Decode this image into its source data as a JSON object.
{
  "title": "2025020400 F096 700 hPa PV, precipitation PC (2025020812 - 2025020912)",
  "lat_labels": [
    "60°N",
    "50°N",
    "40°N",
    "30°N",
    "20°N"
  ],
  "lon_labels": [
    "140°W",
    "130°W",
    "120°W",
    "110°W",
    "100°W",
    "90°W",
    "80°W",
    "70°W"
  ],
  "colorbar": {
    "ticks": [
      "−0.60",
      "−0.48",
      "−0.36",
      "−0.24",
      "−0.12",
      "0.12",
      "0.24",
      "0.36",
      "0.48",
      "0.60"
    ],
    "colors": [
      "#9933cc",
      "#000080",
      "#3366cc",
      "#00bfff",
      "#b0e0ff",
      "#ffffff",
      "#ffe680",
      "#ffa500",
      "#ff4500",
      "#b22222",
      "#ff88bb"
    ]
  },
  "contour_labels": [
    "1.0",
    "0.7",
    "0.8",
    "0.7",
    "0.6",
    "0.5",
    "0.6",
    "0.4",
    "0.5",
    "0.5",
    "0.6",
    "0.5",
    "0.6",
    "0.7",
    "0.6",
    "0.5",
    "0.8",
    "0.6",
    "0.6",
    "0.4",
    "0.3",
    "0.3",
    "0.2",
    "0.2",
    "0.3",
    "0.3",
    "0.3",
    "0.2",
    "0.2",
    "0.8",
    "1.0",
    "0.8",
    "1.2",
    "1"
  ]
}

━━━━

* **What the exercise asks**: Each line of the material must be restated exactly.

* **Solution to this task**:
Decode this image into its source data as a JSON object.
{
  "title": "2025020400 F096 700 hPa PV, precipitation PC (2025020812 - 2025020912)",
  "lat_labels": [
    "60°N",
    "50°N",
    "40°N",
    "30°N",
    "20°N"
  ],
  "lon_labels": [
    "140°W",
    "130°W",
    "120°W",
    "110°W",
    "100°W",
    "90°W",
    "80°W",
    "70°W"
  ],
  "colorbar": {
    "ticks": [
      "−0.60",
      "−0.48",
      "−0.36",
      "−0.24",
      "−0.12",
      "0.12",
      "0.24",
      "0.36",
      "0.48",
      "0.60"
    ],
    "colors": [
      "#9933cc",
      "#000080",
      "#3366cc",
      "#00bfff",
      "#b0e0ff",
      "#ffffff",
      "#ffe680",
      "#ffa500",
      "#ff4500",
      "#b22222",
      "#ff88bb"
    ]
  },
  "contour_labels": [
    "1.0",
    "0.7",
    "0.8",
    "0.7",
    "0.6",
    "0.5",
    "0.6",
    "0.4",
    "0.5",
    "0.5",
    "0.6",
    "0.5",
    "0.6",
    "0.7",
    "0.6",
    "0.5",
    "0.8",
    "0.6",
    "0.6",
    "0.4",
    "0.3",
    "0.3",
    "0.2",
    "0.2",
    "0.3",
    "0.3",
    "0.3",
    "0.2",
    "0.2",
    "0.8",
    "1.0",
    "0.8",
    "1.2",
    "1"
  ]
}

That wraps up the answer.